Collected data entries
::::::::::

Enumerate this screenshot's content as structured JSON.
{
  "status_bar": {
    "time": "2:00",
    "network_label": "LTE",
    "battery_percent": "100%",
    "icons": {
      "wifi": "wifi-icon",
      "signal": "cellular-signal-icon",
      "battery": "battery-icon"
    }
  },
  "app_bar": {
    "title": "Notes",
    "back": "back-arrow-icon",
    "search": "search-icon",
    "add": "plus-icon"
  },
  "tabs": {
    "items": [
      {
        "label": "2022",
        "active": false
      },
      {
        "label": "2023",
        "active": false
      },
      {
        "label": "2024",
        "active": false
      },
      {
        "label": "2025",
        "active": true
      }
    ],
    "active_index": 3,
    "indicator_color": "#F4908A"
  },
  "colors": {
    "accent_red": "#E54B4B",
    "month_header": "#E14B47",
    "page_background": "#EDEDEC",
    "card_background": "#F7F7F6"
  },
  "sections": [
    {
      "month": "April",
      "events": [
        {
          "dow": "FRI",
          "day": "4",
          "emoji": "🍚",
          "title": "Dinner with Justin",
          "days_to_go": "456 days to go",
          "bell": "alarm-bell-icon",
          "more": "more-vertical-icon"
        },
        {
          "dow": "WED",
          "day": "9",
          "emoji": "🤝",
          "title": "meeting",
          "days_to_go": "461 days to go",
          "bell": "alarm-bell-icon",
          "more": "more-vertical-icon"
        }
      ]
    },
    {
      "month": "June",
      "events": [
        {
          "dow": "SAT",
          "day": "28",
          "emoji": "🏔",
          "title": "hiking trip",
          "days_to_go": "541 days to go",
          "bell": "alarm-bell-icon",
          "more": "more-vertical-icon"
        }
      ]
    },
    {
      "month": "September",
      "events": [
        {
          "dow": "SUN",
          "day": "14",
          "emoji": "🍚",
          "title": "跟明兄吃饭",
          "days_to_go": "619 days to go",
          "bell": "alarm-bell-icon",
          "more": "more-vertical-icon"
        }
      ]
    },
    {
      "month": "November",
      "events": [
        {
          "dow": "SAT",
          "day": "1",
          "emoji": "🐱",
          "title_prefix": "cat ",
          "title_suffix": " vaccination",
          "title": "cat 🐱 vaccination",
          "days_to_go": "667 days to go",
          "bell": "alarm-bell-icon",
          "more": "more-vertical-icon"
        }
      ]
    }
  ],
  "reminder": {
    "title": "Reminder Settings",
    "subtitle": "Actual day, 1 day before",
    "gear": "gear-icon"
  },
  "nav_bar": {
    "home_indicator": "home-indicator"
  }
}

::::::::::

*Goal*
Of all the lines in the listing above, how many contain the word "vaccination"? Answer with the number alone.

*Final result*
2